### Records provided
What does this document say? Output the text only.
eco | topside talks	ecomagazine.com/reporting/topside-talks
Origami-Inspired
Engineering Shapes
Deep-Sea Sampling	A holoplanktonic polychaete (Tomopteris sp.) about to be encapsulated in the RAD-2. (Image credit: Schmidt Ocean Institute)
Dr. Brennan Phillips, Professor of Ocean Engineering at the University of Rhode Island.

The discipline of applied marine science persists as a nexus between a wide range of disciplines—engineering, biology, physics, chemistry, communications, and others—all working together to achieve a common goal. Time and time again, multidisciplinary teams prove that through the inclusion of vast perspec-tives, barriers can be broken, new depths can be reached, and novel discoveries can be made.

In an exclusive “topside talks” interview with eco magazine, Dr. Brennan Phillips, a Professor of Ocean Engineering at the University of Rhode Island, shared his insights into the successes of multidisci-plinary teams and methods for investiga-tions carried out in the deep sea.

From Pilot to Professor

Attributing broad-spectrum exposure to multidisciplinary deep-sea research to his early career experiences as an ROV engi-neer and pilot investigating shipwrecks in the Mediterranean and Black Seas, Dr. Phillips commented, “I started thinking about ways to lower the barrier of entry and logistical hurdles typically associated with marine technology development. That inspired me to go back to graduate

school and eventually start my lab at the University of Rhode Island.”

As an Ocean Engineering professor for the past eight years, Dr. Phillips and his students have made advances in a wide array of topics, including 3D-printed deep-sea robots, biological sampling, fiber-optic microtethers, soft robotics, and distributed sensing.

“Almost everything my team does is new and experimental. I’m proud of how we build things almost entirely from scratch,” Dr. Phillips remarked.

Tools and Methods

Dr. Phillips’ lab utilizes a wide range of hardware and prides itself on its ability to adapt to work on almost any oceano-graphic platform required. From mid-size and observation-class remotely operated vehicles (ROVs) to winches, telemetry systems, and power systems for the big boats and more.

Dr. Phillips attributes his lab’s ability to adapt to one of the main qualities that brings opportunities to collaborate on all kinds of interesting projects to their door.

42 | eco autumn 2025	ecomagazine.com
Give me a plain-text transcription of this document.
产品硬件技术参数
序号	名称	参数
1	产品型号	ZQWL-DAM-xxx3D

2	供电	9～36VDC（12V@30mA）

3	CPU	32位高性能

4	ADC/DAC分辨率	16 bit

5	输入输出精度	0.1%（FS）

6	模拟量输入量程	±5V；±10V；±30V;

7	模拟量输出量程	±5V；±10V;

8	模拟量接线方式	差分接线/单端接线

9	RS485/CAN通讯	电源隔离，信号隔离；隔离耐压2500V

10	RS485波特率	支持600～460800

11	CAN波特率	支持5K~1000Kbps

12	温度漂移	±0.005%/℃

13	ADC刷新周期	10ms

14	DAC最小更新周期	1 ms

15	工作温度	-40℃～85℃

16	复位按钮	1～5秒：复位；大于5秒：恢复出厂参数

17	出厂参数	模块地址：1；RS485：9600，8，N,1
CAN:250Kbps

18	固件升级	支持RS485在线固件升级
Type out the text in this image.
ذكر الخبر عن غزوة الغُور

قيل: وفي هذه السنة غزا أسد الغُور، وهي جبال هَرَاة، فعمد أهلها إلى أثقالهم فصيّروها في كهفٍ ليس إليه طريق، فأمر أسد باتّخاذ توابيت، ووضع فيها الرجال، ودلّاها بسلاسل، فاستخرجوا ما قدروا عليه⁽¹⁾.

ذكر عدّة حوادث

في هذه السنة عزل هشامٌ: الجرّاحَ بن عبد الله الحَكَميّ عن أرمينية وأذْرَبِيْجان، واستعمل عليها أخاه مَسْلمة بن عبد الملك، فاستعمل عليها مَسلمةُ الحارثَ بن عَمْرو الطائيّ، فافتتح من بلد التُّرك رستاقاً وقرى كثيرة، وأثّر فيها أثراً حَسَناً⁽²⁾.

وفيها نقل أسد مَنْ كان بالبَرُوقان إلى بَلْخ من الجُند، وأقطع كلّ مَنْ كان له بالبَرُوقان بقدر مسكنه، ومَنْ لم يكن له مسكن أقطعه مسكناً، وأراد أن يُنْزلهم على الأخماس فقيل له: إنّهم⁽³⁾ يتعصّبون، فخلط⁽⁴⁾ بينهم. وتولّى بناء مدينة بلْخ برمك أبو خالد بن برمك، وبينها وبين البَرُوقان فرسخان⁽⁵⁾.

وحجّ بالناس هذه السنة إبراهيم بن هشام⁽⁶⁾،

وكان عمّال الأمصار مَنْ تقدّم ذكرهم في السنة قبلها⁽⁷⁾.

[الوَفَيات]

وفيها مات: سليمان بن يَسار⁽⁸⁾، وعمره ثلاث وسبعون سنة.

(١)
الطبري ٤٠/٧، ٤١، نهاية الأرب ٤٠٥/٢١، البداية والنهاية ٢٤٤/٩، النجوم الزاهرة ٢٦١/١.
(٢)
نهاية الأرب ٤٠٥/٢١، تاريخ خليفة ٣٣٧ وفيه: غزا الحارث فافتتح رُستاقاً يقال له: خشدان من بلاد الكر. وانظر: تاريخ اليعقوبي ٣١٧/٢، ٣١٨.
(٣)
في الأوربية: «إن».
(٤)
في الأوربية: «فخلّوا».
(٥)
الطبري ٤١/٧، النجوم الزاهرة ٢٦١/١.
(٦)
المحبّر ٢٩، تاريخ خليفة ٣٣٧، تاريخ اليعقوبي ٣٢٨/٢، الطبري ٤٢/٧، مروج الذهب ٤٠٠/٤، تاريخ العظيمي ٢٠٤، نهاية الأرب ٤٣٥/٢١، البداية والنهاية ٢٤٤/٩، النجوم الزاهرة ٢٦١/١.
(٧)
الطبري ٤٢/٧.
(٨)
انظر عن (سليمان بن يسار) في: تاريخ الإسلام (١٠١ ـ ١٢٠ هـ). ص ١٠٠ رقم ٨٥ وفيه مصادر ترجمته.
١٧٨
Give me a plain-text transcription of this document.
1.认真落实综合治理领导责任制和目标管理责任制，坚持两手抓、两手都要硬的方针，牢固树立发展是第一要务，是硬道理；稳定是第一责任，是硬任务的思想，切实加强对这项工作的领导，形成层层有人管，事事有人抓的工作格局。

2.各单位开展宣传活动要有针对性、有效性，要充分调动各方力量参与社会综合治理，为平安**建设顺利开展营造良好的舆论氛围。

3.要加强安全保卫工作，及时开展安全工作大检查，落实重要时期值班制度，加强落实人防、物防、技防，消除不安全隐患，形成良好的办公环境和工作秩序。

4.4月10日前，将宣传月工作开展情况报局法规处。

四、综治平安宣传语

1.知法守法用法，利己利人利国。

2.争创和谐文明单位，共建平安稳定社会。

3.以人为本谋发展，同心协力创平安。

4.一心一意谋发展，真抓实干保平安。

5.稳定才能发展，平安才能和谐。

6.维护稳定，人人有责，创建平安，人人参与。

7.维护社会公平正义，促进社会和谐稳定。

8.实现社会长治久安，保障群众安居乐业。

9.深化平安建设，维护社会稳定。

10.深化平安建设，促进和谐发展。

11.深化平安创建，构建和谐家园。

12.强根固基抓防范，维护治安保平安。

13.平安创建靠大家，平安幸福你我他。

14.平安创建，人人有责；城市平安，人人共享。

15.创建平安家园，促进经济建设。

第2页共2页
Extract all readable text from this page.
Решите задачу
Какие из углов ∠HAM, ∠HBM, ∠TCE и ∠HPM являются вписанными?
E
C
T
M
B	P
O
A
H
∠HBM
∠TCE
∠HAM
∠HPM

### Job
Copy exactly, word for word, the line with "Extract all readable text from this page." through the final line of the listing.

### Answer for the task
Extract all readable text from this page.
Решите задачу
Какие из углов ∠HAM, ∠HBM, ∠TCE и ∠HPM являются вписанными?
E
C
T
M
B	P
O
A
H
∠HBM
∠TCE
∠HAM
∠HPM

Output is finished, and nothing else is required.